[Start of DATASET ROWS]
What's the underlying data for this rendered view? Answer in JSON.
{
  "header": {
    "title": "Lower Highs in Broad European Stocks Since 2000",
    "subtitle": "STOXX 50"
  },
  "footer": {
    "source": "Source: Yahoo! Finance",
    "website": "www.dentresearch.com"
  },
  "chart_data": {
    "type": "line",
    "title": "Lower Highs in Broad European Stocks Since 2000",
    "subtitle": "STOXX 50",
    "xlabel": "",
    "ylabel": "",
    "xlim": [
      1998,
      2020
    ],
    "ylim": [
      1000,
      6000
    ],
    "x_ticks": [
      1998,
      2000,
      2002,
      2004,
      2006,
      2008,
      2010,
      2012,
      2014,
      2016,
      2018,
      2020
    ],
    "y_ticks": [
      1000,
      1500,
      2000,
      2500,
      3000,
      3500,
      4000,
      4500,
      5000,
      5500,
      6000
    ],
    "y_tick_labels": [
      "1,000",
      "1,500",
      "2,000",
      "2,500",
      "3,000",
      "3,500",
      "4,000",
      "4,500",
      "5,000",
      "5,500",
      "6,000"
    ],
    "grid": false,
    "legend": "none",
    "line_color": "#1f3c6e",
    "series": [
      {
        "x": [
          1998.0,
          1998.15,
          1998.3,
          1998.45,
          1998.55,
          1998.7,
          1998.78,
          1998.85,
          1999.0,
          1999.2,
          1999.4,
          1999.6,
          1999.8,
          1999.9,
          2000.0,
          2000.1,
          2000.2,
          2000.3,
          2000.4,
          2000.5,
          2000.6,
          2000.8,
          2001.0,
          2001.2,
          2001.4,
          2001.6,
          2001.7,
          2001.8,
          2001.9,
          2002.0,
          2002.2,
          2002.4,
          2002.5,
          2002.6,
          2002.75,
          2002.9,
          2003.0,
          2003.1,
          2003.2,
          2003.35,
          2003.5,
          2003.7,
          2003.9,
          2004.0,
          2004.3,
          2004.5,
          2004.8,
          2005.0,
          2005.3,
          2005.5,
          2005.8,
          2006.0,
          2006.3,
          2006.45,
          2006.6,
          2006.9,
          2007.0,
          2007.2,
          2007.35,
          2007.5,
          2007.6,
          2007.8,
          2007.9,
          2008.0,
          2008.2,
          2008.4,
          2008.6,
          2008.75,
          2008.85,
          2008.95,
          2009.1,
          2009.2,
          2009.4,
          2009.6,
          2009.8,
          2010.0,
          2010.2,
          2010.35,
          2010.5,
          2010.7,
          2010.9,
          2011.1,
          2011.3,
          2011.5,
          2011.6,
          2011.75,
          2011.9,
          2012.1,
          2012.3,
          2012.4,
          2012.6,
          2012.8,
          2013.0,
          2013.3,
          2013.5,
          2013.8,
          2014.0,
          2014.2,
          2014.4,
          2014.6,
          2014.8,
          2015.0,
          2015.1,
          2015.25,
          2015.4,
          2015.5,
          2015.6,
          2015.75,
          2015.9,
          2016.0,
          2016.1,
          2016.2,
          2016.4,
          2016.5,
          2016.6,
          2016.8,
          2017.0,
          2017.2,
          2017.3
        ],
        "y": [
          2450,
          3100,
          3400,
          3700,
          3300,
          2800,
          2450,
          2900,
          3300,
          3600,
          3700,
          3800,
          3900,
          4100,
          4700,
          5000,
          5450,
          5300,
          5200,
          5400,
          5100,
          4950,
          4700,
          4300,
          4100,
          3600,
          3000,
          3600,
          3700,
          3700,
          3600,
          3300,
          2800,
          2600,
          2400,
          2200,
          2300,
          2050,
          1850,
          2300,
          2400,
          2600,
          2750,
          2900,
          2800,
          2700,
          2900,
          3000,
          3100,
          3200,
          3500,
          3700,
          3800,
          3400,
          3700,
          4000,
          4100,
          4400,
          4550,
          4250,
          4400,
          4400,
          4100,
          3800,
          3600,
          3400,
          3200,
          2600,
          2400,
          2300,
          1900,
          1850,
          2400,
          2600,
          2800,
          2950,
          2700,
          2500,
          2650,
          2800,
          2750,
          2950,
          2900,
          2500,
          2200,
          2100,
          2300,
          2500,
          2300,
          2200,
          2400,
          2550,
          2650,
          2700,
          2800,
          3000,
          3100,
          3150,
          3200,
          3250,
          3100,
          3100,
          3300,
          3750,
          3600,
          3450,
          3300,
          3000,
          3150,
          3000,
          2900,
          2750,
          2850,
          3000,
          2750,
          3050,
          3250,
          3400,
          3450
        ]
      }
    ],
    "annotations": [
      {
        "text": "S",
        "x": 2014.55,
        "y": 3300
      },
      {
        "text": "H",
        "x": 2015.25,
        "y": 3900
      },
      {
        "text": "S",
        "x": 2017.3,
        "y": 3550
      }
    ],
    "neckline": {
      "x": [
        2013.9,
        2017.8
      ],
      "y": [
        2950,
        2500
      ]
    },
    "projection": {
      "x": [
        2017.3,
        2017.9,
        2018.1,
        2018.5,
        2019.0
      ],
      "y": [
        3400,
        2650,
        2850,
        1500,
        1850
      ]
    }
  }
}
[End of DATASET ROWS]
**SET EXERCISE:** Return all of the entries word for word.

**FINAL RESULT:**
What's the underlying data for this rendered view? Answer in JSON.
{
  "header": {
    "title": "Lower Highs in Broad European Stocks Since 2000",
    "subtitle": "STOXX 50"
  },
  "footer": {
    "source": "Source: Yahoo! Finance",
    "website": "www.dentresearch.com"
  },
  "chart_data": {
    "type": "line",
    "title": "Lower Highs in Broad European Stocks Since 2000",
    "subtitle": "STOXX 50",
    "xlabel": "",
    "ylabel": "",
    "xlim": [
      1998,
      2020
    ],
    "ylim": [
      1000,
      6000
    ],
    "x_ticks": [
      1998,
      2000,
      2002,
      2004,
      2006,
      2008,
      2010,
      2012,
      2014,
      2016,
      2018,
      2020
    ],
    "y_ticks": [
      1000,
      1500,
      2000,
      2500,
      3000,
      3500,
      4000,
      4500,
      5000,
      5500,
      6000
    ],
    "y_tick_labels": [
      "1,000",
      "1,500",
      "2,000",
      "2,500",
      "3,000",
      "3,500",
      "4,000",
      "4,500",
      "5,000",
      "5,500",
      "6,000"
    ],
    "grid": false,
    "legend": "none",
    "line_color": "#1f3c6e",
    "series": [
      {
        "x": [
          1998.0,
          1998.15,
          1998.3,
          1998.45,
          1998.55,
          1998.7,
          1998.78,
          1998.85,
          1999.0,
          1999.2,
          1999.4,
          1999.6,
          1999.8,
          1999.9,
          2000.0,
          2000.1,
          2000.2,
          2000.3,
          2000.4,
          2000.5,
          2000.6,
          2000.8,
          2001.0,
          2001.2,
          2001.4,
          2001.6,
          2001.7,
          2001.8,
          2001.9,
          2002.0,
          2002.2,
          2002.4,
          2002.5,
          2002.6,
          2002.75,
          2002.9,
          2003.0,
          2003.1,
          2003.2,
          2003.35,
          2003.5,
          2003.7,
          2003.9,
          2004.0,
          2004.3,
          2004.5,
          2004.8,
          2005.0,
          2005.3,
          2005.5,
          2005.8,
          2006.0,
          2006.3,
          2006.45,
          2006.6,
          2006.9,
          2007.0,
          2007.2,
          2007.35,
          2007.5,
          2007.6,
          2007.8,
          2007.9,
          2008.0,
          2008.2,
          2008.4,
          2008.6,
          2008.75,
          2008.85,
          2008.95,
          2009.1,
          2009.2,
          2009.4,
          2009.6,
          2009.8,
          2010.0,
          2010.2,
          2010.35,
          2010.5,
          2010.7,
          2010.9,
          2011.1,
          2011.3,
          2011.5,
          2011.6,
          2011.75,
          2011.9,
          2012.1,
          2012.3,
          2012.4,
          2012.6,
          2012.8,
          2013.0,
          2013.3,
          2013.5,
          2013.8,
          2014.0,
          2014.2,
          2014.4,
          2014.6,
          2014.8,
          2015.0,
          2015.1,
          2015.25,
          2015.4,
          2015.5,
          2015.6,
          2015.75,
          2015.9,
          2016.0,
          2016.1,
          2016.2,
          2016.4,
          2016.5,
          2016.6,
          2016.8,
          2017.0,
          2017.2,
          2017.3
        ],
        "y": [
          2450,
          3100,
          3400,
          3700,
          3300,
          2800,
          2450,
          2900,
          3300,
          3600,
          3700,
          3800,
          3900,
          4100,
          4700,
          5000,
          5450,
          5300,
          5200,
          5400,
          5100,
          4950,
          4700,
          4300,
          4100,
          3600,
          3000,
          3600,
          3700,
          3700,
          3600,
          3300,
          2800,
          2600,
          2400,
          2200,
          2300,
          2050,
          1850,
          2300,
          2400,
          2600,
          2750,
          2900,
          2800,
          2700,
          2900,
          3000,
          3100,
          3200,
          3500,
          3700,
          3800,
          3400,
          3700,
          4000,
          4100,
          4400,
          4550,
          4250,
          4400,
          4400,
          4100,
          3800,
          3600,
          3400,
          3200,
          2600,
          2400,
          2300,
          1900,
          1850,
          2400,
          2600,
          2800,
          2950,
          2700,
          2500,
          2650,
          2800,
          2750,
          2950,
          2900,
          2500,
          2200,
          2100,
          2300,
          2500,
          2300,
          2200,
          2400,
          2550,
          2650,
          2700,
          2800,
          3000,
          3100,
          3150,
          3200,
          3250,
          3100,
          3100,
          3300,
          3750,
          3600,
          3450,
          3300,
          3000,
          3150,
          3000,
          2900,
          2750,
          2850,
          3000,
          2750,
          3050,
          3250,
          3400,
          3450
        ]
      }
    ],
    "annotations": [
      {
        "text": "S",
        "x": 2014.55,
        "y": 3300
      },
      {
        "text": "H",
        "x": 2015.25,
        "y": 3900
      },
      {
        "text": "S",
        "x": 2017.3,
        "y": 3550
      }
    ],
    "neckline": {
      "x": [
        2013.9,
        2017.8
      ],
      "y": [
        2950,
        2500
      ]
    },
    "projection": {
      "x": [
        2017.3,
        2017.9,
        2018.1,
        2018.5,
        2019.0
      ],
      "y": [
        3400,
        2650,
        2850,
        1500,
        1850
      ]
    }
  }
}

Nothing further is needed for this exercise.